------ AVAILABLE DATA ------

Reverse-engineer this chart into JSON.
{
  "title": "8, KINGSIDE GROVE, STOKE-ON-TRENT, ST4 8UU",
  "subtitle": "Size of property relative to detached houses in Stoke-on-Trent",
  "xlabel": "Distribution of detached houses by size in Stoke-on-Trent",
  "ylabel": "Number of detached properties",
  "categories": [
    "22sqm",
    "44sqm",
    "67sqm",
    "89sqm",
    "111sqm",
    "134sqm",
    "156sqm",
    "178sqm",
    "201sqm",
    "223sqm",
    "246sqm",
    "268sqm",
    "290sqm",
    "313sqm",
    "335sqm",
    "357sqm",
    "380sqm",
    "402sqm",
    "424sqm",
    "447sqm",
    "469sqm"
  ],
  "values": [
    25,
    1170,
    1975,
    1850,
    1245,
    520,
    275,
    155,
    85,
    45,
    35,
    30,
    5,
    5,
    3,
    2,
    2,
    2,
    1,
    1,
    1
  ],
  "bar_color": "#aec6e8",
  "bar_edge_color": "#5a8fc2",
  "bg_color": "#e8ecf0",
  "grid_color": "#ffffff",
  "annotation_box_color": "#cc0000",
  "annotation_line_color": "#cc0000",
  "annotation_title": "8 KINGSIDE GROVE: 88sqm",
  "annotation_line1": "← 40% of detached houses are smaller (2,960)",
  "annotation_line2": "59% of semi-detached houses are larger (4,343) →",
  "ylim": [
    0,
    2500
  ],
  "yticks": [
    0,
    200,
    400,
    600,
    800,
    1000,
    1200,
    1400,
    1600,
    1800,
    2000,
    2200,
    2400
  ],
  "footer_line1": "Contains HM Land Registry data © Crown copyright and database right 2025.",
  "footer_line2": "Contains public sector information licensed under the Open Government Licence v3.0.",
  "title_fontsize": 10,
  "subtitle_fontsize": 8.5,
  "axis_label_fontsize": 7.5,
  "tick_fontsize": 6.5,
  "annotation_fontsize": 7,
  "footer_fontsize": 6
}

------
------ AVAILABLE DATA ------

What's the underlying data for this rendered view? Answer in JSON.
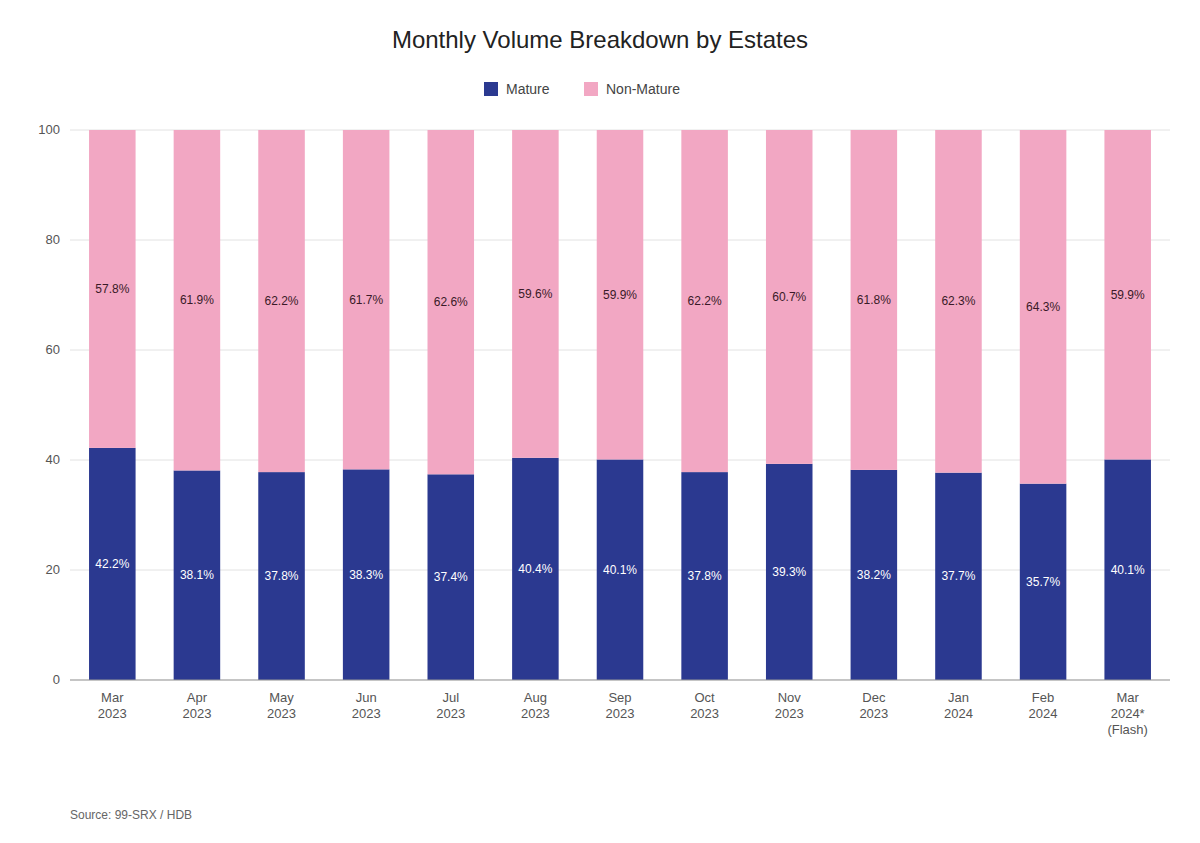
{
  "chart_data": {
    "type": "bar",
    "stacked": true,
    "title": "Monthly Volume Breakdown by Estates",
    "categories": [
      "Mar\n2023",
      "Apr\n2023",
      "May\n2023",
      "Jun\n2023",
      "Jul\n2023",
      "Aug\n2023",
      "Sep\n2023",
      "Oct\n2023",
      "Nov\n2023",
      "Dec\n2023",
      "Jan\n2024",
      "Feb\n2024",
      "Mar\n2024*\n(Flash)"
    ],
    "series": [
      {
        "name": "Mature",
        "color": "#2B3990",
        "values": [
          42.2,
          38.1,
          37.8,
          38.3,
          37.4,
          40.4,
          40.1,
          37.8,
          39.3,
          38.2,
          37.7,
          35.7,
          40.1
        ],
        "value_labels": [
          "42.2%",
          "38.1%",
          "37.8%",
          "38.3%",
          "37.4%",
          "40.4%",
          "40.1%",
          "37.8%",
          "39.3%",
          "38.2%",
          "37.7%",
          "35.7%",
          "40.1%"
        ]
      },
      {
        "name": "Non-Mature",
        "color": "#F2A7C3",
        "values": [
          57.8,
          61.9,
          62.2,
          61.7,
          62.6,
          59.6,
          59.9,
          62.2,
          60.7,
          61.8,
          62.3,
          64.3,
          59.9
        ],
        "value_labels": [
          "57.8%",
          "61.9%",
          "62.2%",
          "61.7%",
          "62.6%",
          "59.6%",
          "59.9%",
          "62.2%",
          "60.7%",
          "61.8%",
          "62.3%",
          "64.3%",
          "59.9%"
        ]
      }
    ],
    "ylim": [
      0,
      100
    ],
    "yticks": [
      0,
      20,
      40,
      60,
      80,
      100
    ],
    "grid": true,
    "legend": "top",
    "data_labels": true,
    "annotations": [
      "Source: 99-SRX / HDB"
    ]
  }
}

------
------ AVAILABLE DATA ------

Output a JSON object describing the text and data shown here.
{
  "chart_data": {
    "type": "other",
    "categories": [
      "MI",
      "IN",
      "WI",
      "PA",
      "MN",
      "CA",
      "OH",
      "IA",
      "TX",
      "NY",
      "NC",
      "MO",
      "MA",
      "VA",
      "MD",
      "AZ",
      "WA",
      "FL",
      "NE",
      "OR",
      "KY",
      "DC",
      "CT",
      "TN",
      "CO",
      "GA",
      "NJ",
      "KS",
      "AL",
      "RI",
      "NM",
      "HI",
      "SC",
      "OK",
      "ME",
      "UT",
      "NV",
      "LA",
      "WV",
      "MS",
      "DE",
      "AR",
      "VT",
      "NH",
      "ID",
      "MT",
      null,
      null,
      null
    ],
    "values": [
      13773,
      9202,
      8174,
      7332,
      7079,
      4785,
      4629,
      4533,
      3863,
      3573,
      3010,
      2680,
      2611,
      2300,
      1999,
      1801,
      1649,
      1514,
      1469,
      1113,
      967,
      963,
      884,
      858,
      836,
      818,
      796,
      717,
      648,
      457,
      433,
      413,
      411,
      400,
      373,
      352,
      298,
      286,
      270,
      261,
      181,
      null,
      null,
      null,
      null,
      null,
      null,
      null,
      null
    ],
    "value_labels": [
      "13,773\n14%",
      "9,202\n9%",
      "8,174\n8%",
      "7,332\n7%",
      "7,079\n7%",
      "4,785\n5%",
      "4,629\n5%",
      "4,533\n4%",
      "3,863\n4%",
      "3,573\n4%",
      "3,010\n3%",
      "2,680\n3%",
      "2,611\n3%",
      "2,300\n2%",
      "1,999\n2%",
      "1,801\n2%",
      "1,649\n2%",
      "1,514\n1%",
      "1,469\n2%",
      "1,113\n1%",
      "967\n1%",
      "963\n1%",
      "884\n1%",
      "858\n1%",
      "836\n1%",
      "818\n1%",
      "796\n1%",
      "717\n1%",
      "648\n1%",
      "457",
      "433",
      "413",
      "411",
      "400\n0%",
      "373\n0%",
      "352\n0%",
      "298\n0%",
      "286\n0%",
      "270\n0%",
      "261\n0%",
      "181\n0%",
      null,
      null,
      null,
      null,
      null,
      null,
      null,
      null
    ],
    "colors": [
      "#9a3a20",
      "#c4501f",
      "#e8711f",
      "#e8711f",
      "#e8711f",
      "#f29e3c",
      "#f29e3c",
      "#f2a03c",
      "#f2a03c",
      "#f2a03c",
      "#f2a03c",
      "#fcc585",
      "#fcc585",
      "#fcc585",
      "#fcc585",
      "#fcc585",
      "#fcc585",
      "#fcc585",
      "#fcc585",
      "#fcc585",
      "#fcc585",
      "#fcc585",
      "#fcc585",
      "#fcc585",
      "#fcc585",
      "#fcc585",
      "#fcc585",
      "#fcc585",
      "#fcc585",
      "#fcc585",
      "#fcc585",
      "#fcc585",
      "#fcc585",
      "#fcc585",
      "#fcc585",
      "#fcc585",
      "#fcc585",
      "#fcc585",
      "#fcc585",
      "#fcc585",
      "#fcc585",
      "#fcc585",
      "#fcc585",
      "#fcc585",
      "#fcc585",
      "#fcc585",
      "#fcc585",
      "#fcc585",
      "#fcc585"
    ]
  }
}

------

* PROBLEM TO WORK ON
Where a line holds "Contains", copy that line.

* EXERCISE SOLUTION
  "footer_line1": "Contains HM Land Registry data © Crown copyright and database right 2025.",
  "footer_line2": "Contains public sector information licensed under the Open Government Licence v3.0.",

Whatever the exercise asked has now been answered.